▸ What the task asks:
Drop all images and give the records again exactly.

[Records from a data collection]
-=-=-

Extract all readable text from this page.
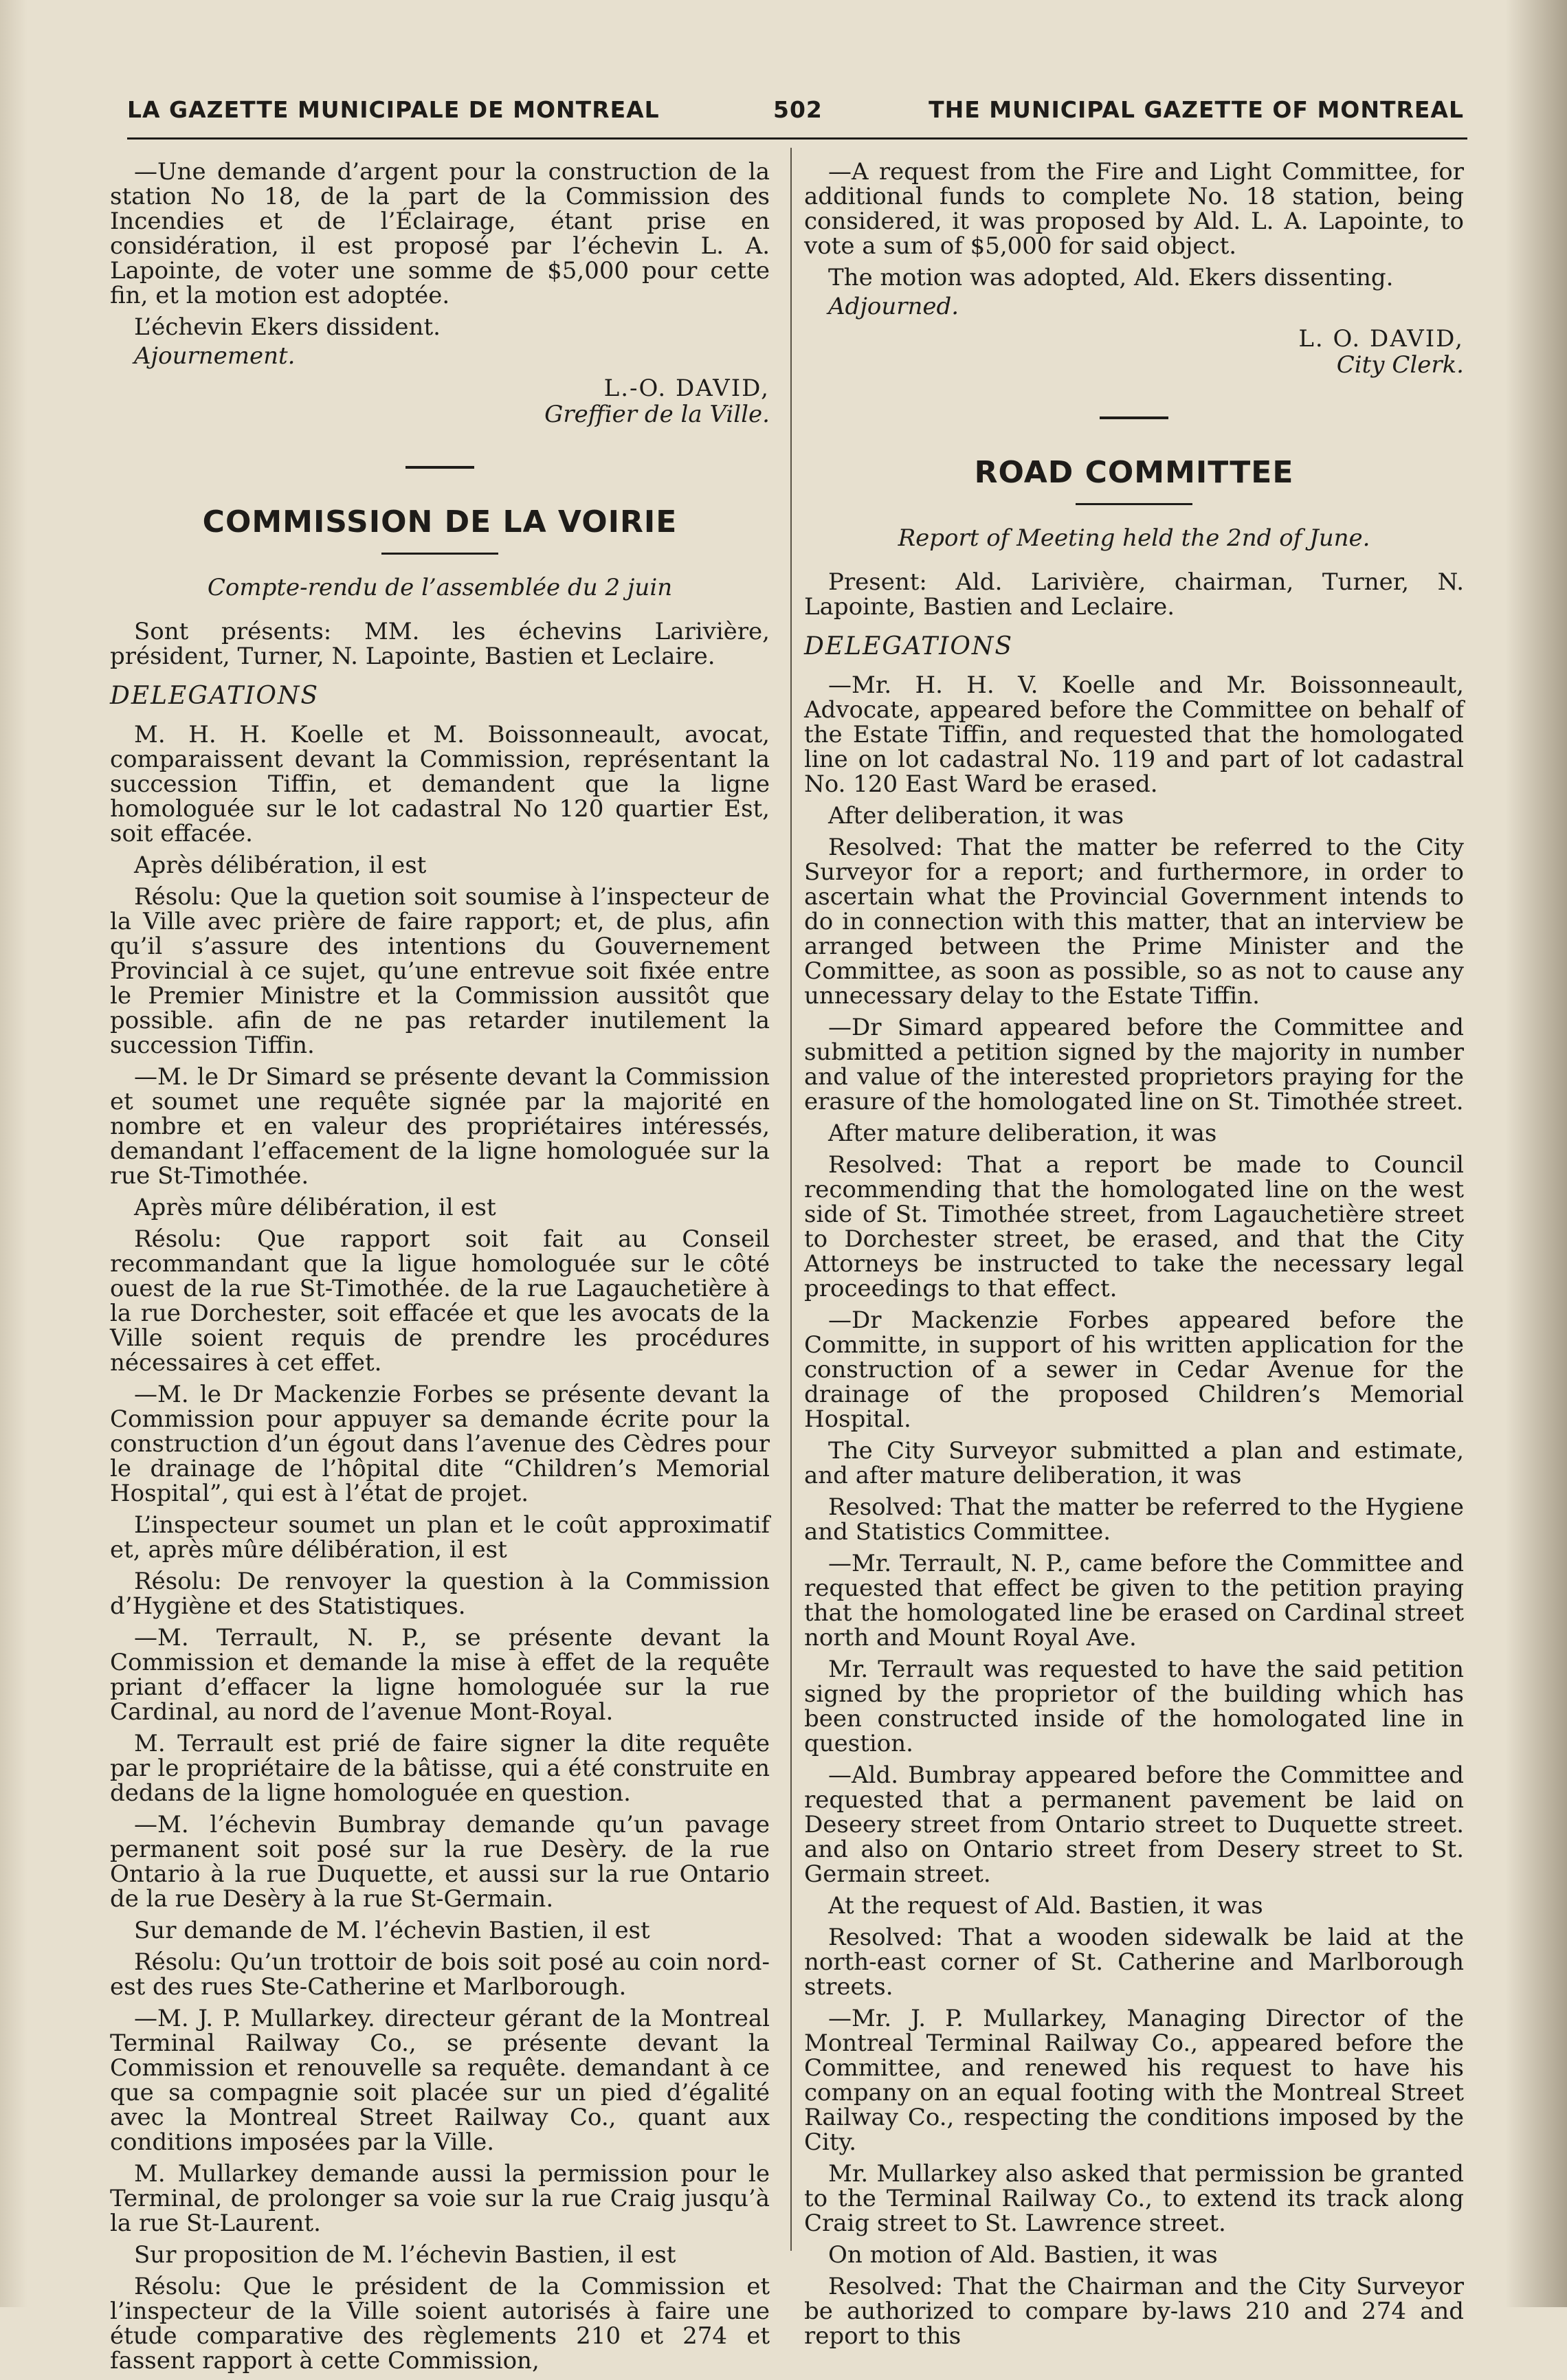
LA GAZETTE MUNICIPALE DE MONTREAL	502	THE MUNICIPAL GAZETTE OF MONTREAL

—Une demande d’argent pour la construction de la station No 18, de la part de la Commission des Incendies et de l’Éclairage, étant prise en considération, il est proposé par l’échevin L. A. Lapointe, de voter une somme de $5,000 pour cette fin, et la motion est adoptée.

L’échevin Ekers dissident.

Ajournement.

L.-O. DAVID,
Greffier de la Ville.
COMMISSION DE LA VOIRIE
Compte-rendu de l’assemblée du 2 juin

Sont présents: MM. les échevins Larivière, président, Turner, N. Lapointe, Bastien et Leclaire.

DELEGATIONS

M. H. H. Koelle et M. Boissonneault, avocat, comparaissent devant la Commission, représentant la succession Tiffin, et demandent que la ligne homologuée sur le lot cadastral No 120 quartier Est, soit effacée.

Après délibération, il est

Résolu: Que la quetion soit soumise à l’inspecteur de la Ville avec prière de faire rapport; et, de plus, afin qu’il s’assure des intentions du Gouvernement Provincial à ce sujet, qu’une entrevue soit fixée entre le Premier Ministre et la Commission aussitôt que possible. afin de ne pas retarder inutilement la succession Tiffin.

—M. le Dr Simard se présente devant la Commission et soumet une requête signée par la majorité en nombre et en valeur des propriétaires intéressés, demandant l’effacement de la ligne homologuée sur la rue St-Timothée.

Après mûre délibération, il est

Résolu: Que rapport soit fait au Conseil recommandant que la ligue homologuée sur le côté ouest de la rue St-Timothée. de la rue Lagauchetière à la rue Dorchester, soit effacée et que les avocats de la Ville soient requis de prendre les procédures nécessaires à cet effet.

—M. le Dr Mackenzie Forbes se présente devant la Commission pour appuyer sa demande écrite pour la construction d’un égout dans l’avenue des Cèdres pour le drainage de l’hôpital dite “Children’s Memorial Hospital”, qui est à l’état de projet.

L’inspecteur soumet un plan et le coût approximatif et, après mûre délibération, il est

Résolu: De renvoyer la question à la Commission d’Hygiène et des Statistiques.

—M. Terrault, N. P., se présente devant la Commission et demande la mise à effet de la requête priant d’effacer la ligne homologuée sur la rue Cardinal, au nord de l’avenue Mont-Royal.

M. Terrault est prié de faire signer la dite requête par le propriétaire de la bâtisse, qui a été construite en dedans de la ligne homologuée en question.

—M. l’échevin Bumbray demande qu’un pavage permanent soit posé sur la rue Desèry. de la rue Ontario à la rue Duquette, et aussi sur la rue Ontario de la rue Desèry à la rue St-Germain.

Sur demande de M. l’échevin Bastien, il est

Résolu: Qu’un trottoir de bois soit posé au coin nord-est des rues Ste-Catherine et Marlborough.

—M. J. P. Mullarkey. directeur gérant de la Montreal Terminal Railway Co., se présente devant la Commission et renouvelle sa requête. demandant à ce que sa compagnie soit placée sur un pied d’égalité avec la Montreal Street Railway Co., quant aux conditions imposées par la Ville.

M. Mullarkey demande aussi la permission pour le Terminal, de prolonger sa voie sur la rue Craig jusqu’à la rue St-Laurent.

Sur proposition de M. l’échevin Bastien, il est

Résolu: Que le président de la Commission et l’inspecteur de la Ville soient autorisés à faire une étude comparative des règlements 210 et 274 et fassent rapport à cette Commission,

—A request from the Fire and Light Committee, for additional funds to complete No. 18 station, being considered, it was proposed by Ald. L. A. Lapointe, to vote a sum of $5,000 for said object.

The motion was adopted, Ald. Ekers dissenting.

Adjourned.

L. O. DAVID,
City Clerk.
ROAD COMMITTEE
Report of Meeting held the 2nd of June.

Present: Ald. Larivière, chairman, Turner, N. Lapointe, Bastien and Leclaire.

DELEGATIONS

—Mr. H. H. V. Koelle and Mr. Boissonneault, Advocate, appeared before the Committee on behalf of the Estate Tiffin, and requested that the homologated line on lot cadastral No. 119 and part of lot cadastral No. 120 East Ward be erased.

After deliberation, it was

Resolved: That the matter be referred to the City Surveyor for a report; and furthermore, in order to ascertain what the Provincial Government intends to do in connection with this matter, that an interview be arranged between the Prime Minister and the Committee, as soon as possible, so as not to cause any unnecessary delay to the Estate Tiffin.

—Dr Simard appeared before the Committee and submitted a petition signed by the majority in number and value of the interested proprietors praying for the erasure of the homologated line on St. Timothée street.

After mature deliberation, it was

Resolved: That a report be made to Council recommending that the homologated line on the west side of St. Timothée street, from Lagauchetière street to Dorchester street, be erased, and that the City Attorneys be instructed to take the necessary legal proceedings to that effect.

—Dr Mackenzie Forbes appeared before the Committe, in support of his written application for the construction of a sewer in Cedar Avenue for the drainage of the proposed Children’s Memorial Hospital.

The City Surveyor submitted a plan and estimate, and after mature deliberation, it was

Resolved: That the matter be referred to the Hygiene and Statistics Committee.

—Mr. Terrault, N. P., came before the Committee and requested that effect be given to the petition praying that the homologated line be erased on Cardinal street north and Mount Royal Ave.

Mr. Terrault was requested to have the said petition signed by the proprietor of the building which has been constructed inside of the homologated line in question.

—Ald. Bumbray appeared before the Committee and requested that a permanent pavement be laid on Deseery street from Ontario street to Duquette street. and also on Ontario street from Desery street to St. Germain street.

At the request of Ald. Bastien, it was

Resolved: That a wooden sidewalk be laid at the north-east corner of St. Catherine and Marlborough streets.

—Mr. J. P. Mullarkey, Managing Director of the Montreal Terminal Railway Co., appeared before the Committee, and renewed his request to have his company on an equal footing with the Montreal Street Railway Co., respecting the conditions imposed by the City.

Mr. Mullarkey also asked that permission be granted to the Terminal Railway Co., to extend its track along Craig street to St. Lawrence street.

On motion of Ald. Bastien, it was

Resolved: That the Chairman and the City Surveyor be authorized to compare by-laws 210 and 274 and report to this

-=-=-

▸ Answer to the exercise:
Extract all readable text from this page.
LA GAZETTE MUNICIPALE DE MONTREAL	502	THE MUNICIPAL GAZETTE OF MONTREAL

—Une demande d’argent pour la construction de la station No 18, de la part de la Commission des Incendies et de l’Éclairage, étant prise en considération, il est proposé par l’échevin L. A. Lapointe, de voter une somme de $5,000 pour cette fin, et la motion est adoptée.

L’échevin Ekers dissident.

Ajournement.

L.-O. DAVID,
Greffier de la Ville.
COMMISSION DE LA VOIRIE
Compte-rendu de l’assemblée du 2 juin

Sont présents: MM. les échevins Larivière, président, Turner, N. Lapointe, Bastien et Leclaire.

DELEGATIONS

M. H. H. Koelle et M. Boissonneault, avocat, comparaissent devant la Commission, représentant la succession Tiffin, et demandent que la ligne homologuée sur le lot cadastral No 120 quartier Est, soit effacée.

Après délibération, il est

Résolu: Que la quetion soit soumise à l’inspecteur de la Ville avec prière de faire rapport; et, de plus, afin qu’il s’assure des intentions du Gouvernement Provincial à ce sujet, qu’une entrevue soit fixée entre le Premier Ministre et la Commission aussitôt que possible. afin de ne pas retarder inutilement la succession Tiffin.

—M. le Dr Simard se présente devant la Commission et soumet une requête signée par la majorité en nombre et en valeur des propriétaires intéressés, demandant l’effacement de la ligne homologuée sur la rue St-Timothée.

Après mûre délibération, il est

Résolu: Que rapport soit fait au Conseil recommandant que la ligue homologuée sur le côté ouest de la rue St-Timothée. de la rue Lagauchetière à la rue Dorchester, soit effacée et que les avocats de la Ville soient requis de prendre les procédures nécessaires à cet effet.

—M. le Dr Mackenzie Forbes se présente devant la Commission pour appuyer sa demande écrite pour la construction d’un égout dans l’avenue des Cèdres pour le drainage de l’hôpital dite “Children’s Memorial Hospital”, qui est à l’état de projet.

L’inspecteur soumet un plan et le coût approximatif et, après mûre délibération, il est

Résolu: De renvoyer la question à la Commission d’Hygiène et des Statistiques.

—M. Terrault, N. P., se présente devant la Commission et demande la mise à effet de la requête priant d’effacer la ligne homologuée sur la rue Cardinal, au nord de l’avenue Mont-Royal.

M. Terrault est prié de faire signer la dite requête par le propriétaire de la bâtisse, qui a été construite en dedans de la ligne homologuée en question.

—M. l’échevin Bumbray demande qu’un pavage permanent soit posé sur la rue Desèry. de la rue Ontario à la rue Duquette, et aussi sur la rue Ontario de la rue Desèry à la rue St-Germain.

Sur demande de M. l’échevin Bastien, il est

Résolu: Qu’un trottoir de bois soit posé au coin nord-est des rues Ste-Catherine et Marlborough.

—M. J. P. Mullarkey. directeur gérant de la Montreal Terminal Railway Co., se présente devant la Commission et renouvelle sa requête. demandant à ce que sa compagnie soit placée sur un pied d’égalité avec la Montreal Street Railway Co., quant aux conditions imposées par la Ville.

M. Mullarkey demande aussi la permission pour le Terminal, de prolonger sa voie sur la rue Craig jusqu’à la rue St-Laurent.

Sur proposition de M. l’échevin Bastien, il est

Résolu: Que le président de la Commission et l’inspecteur de la Ville soient autorisés à faire une étude comparative des règlements 210 et 274 et fassent rapport à cette Commission,

—A request from the Fire and Light Committee, for additional funds to complete No. 18 station, being considered, it was proposed by Ald. L. A. Lapointe, to vote a sum of $5,000 for said object.

The motion was adopted, Ald. Ekers dissenting.

Adjourned.

L. O. DAVID,
City Clerk.
ROAD COMMITTEE
Report of Meeting held the 2nd of June.

Present: Ald. Larivière, chairman, Turner, N. Lapointe, Bastien and Leclaire.

DELEGATIONS

—Mr. H. H. V. Koelle and Mr. Boissonneault, Advocate, appeared before the Committee on behalf of the Estate Tiffin, and requested that the homologated line on lot cadastral No. 119 and part of lot cadastral No. 120 East Ward be erased.

After deliberation, it was

Resolved: That the matter be referred to the City Surveyor for a report; and furthermore, in order to ascertain what the Provincial Government intends to do in connection with this matter, that an interview be arranged between the Prime Minister and the Committee, as soon as possible, so as not to cause any unnecessary delay to the Estate Tiffin.

—Dr Simard appeared before the Committee and submitted a petition signed by the majority in number and value of the interested proprietors praying for the erasure of the homologated line on St. Timothée street.

After mature deliberation, it was

Resolved: That a report be made to Council recommending that the homologated line on the west side of St. Timothée street, from Lagauchetière street to Dorchester street, be erased, and that the City Attorneys be instructed to take the necessary legal proceedings to that effect.

—Dr Mackenzie Forbes appeared before the Committe, in support of his written application for the construction of a sewer in Cedar Avenue for the drainage of the proposed Children’s Memorial Hospital.

The City Surveyor submitted a plan and estimate, and after mature deliberation, it was

Resolved: That the matter be referred to the Hygiene and Statistics Committee.

—Mr. Terrault, N. P., came before the Committee and requested that effect be given to the petition praying that the homologated line be erased on Cardinal street north and Mount Royal Ave.

Mr. Terrault was requested to have the said petition signed by the proprietor of the building which has been constructed inside of the homologated line in question.

—Ald. Bumbray appeared before the Committee and requested that a permanent pavement be laid on Deseery street from Ontario street to Duquette street. and also on Ontario street from Desery street to St. Germain street.

At the request of Ald. Bastien, it was

Resolved: That a wooden sidewalk be laid at the north-east corner of St. Catherine and Marlborough streets.

—Mr. J. P. Mullarkey, Managing Director of the Montreal Terminal Railway Co., appeared before the Committee, and renewed his request to have his company on an equal footing with the Montreal Street Railway Co., respecting the conditions imposed by the City.

Mr. Mullarkey also asked that permission be granted to the Terminal Railway Co., to extend its track along Craig street to St. Lawrence street.

On motion of Ald. Bastien, it was

Resolved: That the Chairman and the City Surveyor be authorized to compare by-laws 210 and 274 and report to this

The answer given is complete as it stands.